Write out each entry again. Keep every word exactly as it is.

Material

════

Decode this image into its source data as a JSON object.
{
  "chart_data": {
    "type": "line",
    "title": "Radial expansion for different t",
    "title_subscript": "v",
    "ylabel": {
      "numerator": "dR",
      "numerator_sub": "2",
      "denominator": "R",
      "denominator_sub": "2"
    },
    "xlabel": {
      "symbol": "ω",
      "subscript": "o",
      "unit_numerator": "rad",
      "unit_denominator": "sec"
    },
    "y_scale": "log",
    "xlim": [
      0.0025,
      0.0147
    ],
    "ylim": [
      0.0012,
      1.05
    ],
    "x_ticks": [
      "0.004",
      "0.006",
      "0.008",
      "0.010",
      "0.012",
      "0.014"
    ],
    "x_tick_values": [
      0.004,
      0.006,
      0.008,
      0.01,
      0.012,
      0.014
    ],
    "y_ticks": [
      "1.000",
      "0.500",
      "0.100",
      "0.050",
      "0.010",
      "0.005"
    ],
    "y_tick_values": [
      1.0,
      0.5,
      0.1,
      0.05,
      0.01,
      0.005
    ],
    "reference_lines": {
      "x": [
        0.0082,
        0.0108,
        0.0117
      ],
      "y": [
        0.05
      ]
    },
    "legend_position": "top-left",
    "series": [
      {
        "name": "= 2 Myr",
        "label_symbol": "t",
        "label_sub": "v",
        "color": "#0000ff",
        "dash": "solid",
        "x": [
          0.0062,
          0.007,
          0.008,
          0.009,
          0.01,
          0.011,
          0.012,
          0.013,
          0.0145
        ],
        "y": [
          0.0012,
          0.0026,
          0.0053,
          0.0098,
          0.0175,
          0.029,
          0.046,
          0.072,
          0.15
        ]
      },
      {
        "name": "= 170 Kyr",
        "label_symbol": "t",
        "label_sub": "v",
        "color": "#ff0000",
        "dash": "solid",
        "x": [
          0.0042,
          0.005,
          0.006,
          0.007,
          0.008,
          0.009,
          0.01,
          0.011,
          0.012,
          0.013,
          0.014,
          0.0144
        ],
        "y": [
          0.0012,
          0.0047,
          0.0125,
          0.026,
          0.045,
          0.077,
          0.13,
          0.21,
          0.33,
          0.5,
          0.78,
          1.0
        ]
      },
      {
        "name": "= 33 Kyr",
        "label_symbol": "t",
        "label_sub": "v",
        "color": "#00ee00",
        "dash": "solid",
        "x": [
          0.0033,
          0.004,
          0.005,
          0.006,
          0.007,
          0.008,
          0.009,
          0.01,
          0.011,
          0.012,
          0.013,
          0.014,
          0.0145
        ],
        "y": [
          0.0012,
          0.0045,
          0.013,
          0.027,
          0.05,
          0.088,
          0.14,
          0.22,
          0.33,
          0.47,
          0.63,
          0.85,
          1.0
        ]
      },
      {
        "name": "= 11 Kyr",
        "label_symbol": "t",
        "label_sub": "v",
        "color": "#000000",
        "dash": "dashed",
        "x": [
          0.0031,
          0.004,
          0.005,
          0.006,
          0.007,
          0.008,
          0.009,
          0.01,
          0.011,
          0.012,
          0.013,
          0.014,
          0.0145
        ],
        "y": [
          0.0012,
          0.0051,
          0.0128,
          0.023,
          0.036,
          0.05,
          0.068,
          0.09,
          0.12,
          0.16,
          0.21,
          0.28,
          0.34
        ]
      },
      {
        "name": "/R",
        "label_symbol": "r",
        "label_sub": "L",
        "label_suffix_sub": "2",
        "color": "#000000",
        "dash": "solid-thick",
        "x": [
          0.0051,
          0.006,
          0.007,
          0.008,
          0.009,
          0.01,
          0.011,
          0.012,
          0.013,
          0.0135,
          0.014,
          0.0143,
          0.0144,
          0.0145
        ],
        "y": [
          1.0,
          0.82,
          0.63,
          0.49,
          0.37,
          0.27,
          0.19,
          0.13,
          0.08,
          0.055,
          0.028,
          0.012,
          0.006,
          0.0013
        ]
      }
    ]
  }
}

════

Result of this exercise
Decode this image into its source data as a JSON object.
{
  "chart_data": {
    "type": "line",
    "title": "Radial expansion for different t",
    "title_subscript": "v",
    "ylabel": {
      "numerator": "dR",
      "numerator_sub": "2",
      "denominator": "R",
      "denominator_sub": "2"
    },
    "xlabel": {
      "symbol": "ω",
      "subscript": "o",
      "unit_numerator": "rad",
      "unit_denominator": "sec"
    },
    "y_scale": "log",
    "xlim": [
      0.0025,
      0.0147
    ],
    "ylim": [
      0.0012,
      1.05
    ],
    "x_ticks": [
      "0.004",
      "0.006",
      "0.008",
      "0.010",
      "0.012",
      "0.014"
    ],
    "x_tick_values": [
      0.004,
      0.006,
      0.008,
      0.01,
      0.012,
      0.014
    ],
    "y_ticks": [
      "1.000",
      "0.500",
      "0.100",
      "0.050",
      "0.010",
      "0.005"
    ],
    "y_tick_values": [
      1.0,
      0.5,
      0.1,
      0.05,
      0.01,
      0.005
    ],
    "reference_lines": {
      "x": [
        0.0082,
        0.0108,
        0.0117
      ],
      "y": [
        0.05
      ]
    },
    "legend_position": "top-left",
    "series": [
      {
        "name": "= 2 Myr",
        "label_symbol": "t",
        "label_sub": "v",
        "color": "#0000ff",
        "dash": "solid",
        "x": [
          0.0062,
          0.007,
          0.008,
          0.009,
          0.01,
          0.011,
          0.012,
          0.013,
          0.0145
        ],
        "y": [
          0.0012,
          0.0026,
          0.0053,
          0.0098,
          0.0175,
          0.029,
          0.046,
          0.072,
          0.15
        ]
      },
      {
        "name": "= 170 Kyr",
        "label_symbol": "t",
        "label_sub": "v",
        "color": "#ff0000",
        "dash": "solid",
        "x": [
          0.0042,
          0.005,
          0.006,
          0.007,
          0.008,
          0.009,
          0.01,
          0.011,
          0.012,
          0.013,
          0.014,
          0.0144
        ],
        "y": [
          0.0012,
          0.0047,
          0.0125,
          0.026,
          0.045,
          0.077,
          0.13,
          0.21,
          0.33,
          0.5,
          0.78,
          1.0
        ]
      },
      {
        "name": "= 33 Kyr",
        "label_symbol": "t",
        "label_sub": "v",
        "color": "#00ee00",
        "dash": "solid",
        "x": [
          0.0033,
          0.004,
          0.005,
          0.006,
          0.007,
          0.008,
          0.009,
          0.01,
          0.011,
          0.012,
          0.013,
          0.014,
          0.0145
        ],
        "y": [
          0.0012,
          0.0045,
          0.013,
          0.027,
          0.05,
          0.088,
          0.14,
          0.22,
          0.33,
          0.47,
          0.63,
          0.85,
          1.0
        ]
      },
      {
        "name": "= 11 Kyr",
        "label_symbol": "t",
        "label_sub": "v",
        "color": "#000000",
        "dash": "dashed",
        "x": [
          0.0031,
          0.004,
          0.005,
          0.006,
          0.007,
          0.008,
          0.009,
          0.01,
          0.011,
          0.012,
          0.013,
          0.014,
          0.0145
        ],
        "y": [
          0.0012,
          0.0051,
          0.0128,
          0.023,
          0.036,
          0.05,
          0.068,
          0.09,
          0.12,
          0.16,
          0.21,
          0.28,
          0.34
        ]
      },
      {
        "name": "/R",
        "label_symbol": "r",
        "label_sub": "L",
        "label_suffix_sub": "2",
        "color": "#000000",
        "dash": "solid-thick",
        "x": [
          0.0051,
          0.006,
          0.007,
          0.008,
          0.009,
          0.01,
          0.011,
          0.012,
          0.013,
          0.0135,
          0.014,
          0.0143,
          0.0144,
          0.0145
        ],
        "y": [
          1.0,
          0.82,
          0.63,
          0.49,
          0.37,
          0.27,
          0.19,
          0.13,
          0.08,
          0.055,
          0.028,
          0.012,
          0.006,
          0.0013
        ]
      }
    ]
  }
}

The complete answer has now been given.